:: What is expected ::
Make an exact copy of the listing below.

:: Given information ::
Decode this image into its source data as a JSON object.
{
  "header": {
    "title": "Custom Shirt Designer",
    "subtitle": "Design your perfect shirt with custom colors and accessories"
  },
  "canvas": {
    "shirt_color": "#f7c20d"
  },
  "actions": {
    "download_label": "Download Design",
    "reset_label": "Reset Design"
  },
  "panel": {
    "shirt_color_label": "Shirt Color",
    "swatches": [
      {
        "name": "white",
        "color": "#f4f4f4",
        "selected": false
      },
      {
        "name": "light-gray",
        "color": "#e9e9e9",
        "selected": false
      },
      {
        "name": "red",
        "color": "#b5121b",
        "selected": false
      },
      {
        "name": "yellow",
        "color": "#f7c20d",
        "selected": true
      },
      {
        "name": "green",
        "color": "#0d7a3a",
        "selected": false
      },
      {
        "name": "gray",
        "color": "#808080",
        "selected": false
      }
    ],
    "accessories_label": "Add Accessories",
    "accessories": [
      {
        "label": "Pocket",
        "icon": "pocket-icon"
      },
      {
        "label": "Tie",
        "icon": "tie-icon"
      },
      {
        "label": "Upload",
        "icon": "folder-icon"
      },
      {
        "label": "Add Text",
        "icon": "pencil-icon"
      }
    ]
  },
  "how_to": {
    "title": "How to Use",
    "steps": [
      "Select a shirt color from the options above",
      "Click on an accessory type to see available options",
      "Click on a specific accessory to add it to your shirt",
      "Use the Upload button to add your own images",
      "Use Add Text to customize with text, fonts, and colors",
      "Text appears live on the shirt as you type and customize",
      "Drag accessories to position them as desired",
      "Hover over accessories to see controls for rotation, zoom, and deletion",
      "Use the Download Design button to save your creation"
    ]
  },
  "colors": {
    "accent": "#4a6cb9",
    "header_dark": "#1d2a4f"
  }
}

:: The answer ::
Decode this image into its source data as a JSON object.
{
  "header": {
    "title": "Custom Shirt Designer",
    "subtitle": "Design your perfect shirt with custom colors and accessories"
  },
  "canvas": {
    "shirt_color": "#f7c20d"
  },
  "actions": {
    "download_label": "Download Design",
    "reset_label": "Reset Design"
  },
  "panel": {
    "shirt_color_label": "Shirt Color",
    "swatches": [
      {
        "name": "white",
        "color": "#f4f4f4",
        "selected": false
      },
      {
        "name": "light-gray",
        "color": "#e9e9e9",
        "selected": false
      },
      {
        "name": "red",
        "color": "#b5121b",
        "selected": false
      },
      {
        "name": "yellow",
        "color": "#f7c20d",
        "selected": true
      },
      {
        "name": "green",
        "color": "#0d7a3a",
        "selected": false
      },
      {
        "name": "gray",
        "color": "#808080",
        "selected": false
      }
    ],
    "accessories_label": "Add Accessories",
    "accessories": [
      {
        "label": "Pocket",
        "icon": "pocket-icon"
      },
      {
        "label": "Tie",
        "icon": "tie-icon"
      },
      {
        "label": "Upload",
        "icon": "folder-icon"
      },
      {
        "label": "Add Text",
        "icon": "pencil-icon"
      }
    ]
  },
  "how_to": {
    "title": "How to Use",
    "steps": [
      "Select a shirt color from the options above",
      "Click on an accessory type to see available options",
      "Click on a specific accessory to add it to your shirt",
      "Use the Upload button to add your own images",
      "Use Add Text to customize with text, fonts, and colors",
      "Text appears live on the shirt as you type and customize",
      "Drag accessories to position them as desired",
      "Hover over accessories to see controls for rotation, zoom, and deletion",
      "Use the Download Design button to save your creation"
    ]
  },
  "colors": {
    "accent": "#4a6cb9",
    "header_dark": "#1d2a4f"
  }
}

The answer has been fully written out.